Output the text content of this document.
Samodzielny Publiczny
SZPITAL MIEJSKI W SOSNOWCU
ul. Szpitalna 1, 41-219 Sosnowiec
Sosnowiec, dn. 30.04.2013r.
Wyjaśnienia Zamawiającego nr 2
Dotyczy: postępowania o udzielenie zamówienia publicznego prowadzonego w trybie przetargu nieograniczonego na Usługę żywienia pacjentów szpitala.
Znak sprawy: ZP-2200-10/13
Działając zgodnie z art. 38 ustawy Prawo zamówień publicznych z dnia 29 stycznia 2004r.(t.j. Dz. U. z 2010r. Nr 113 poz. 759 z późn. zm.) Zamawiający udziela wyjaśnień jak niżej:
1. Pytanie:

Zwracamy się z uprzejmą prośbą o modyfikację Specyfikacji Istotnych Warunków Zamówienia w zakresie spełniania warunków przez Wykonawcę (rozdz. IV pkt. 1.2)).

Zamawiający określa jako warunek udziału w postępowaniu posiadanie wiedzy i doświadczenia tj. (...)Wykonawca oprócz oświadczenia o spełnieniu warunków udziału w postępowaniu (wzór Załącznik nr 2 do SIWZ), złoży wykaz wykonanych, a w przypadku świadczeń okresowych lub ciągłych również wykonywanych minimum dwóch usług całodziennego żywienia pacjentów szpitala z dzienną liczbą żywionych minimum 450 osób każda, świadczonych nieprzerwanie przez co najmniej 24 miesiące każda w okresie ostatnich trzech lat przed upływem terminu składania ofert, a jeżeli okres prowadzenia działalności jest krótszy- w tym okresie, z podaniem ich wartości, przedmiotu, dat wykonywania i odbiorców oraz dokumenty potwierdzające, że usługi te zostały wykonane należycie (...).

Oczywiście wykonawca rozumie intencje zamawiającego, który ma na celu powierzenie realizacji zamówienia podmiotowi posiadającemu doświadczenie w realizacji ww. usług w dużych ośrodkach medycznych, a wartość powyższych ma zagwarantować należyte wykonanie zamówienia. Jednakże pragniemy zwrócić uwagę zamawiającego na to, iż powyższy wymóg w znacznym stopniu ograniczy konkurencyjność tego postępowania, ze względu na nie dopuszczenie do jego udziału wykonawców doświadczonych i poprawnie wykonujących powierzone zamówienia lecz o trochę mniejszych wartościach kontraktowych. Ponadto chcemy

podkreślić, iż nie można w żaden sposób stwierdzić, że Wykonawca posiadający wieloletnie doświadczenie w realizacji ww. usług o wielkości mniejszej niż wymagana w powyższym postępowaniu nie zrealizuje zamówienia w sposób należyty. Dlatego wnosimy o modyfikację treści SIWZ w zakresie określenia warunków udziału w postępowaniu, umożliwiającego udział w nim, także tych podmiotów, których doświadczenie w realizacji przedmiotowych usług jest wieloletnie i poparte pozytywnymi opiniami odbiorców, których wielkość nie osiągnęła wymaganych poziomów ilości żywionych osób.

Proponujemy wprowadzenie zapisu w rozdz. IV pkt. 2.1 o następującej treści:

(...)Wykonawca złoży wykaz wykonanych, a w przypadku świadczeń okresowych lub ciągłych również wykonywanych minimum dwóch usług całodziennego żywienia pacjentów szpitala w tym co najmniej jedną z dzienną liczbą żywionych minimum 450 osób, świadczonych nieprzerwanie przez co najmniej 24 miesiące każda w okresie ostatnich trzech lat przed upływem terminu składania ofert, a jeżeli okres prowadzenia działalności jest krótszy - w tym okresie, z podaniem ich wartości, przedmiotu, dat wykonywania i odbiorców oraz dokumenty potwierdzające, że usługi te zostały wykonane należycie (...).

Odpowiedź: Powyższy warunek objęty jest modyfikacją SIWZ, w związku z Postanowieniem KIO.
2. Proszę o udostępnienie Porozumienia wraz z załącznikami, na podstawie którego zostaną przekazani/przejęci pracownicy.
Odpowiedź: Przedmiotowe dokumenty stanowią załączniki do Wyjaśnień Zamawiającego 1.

• **DIRECTION**:
Copy each line from the data above that includes "rozdz".

• **RESULT**:
Zwracamy się z uprzejmą prośbą o modyfikację Specyfikacji Istotnych Warunków Zamówienia w zakresie spełniania warunków przez Wykonawcę (rozdz. IV pkt. 1.2)).
Proponujemy wprowadzenie zapisu w rozdz. IV pkt. 2.1 o następującej treści:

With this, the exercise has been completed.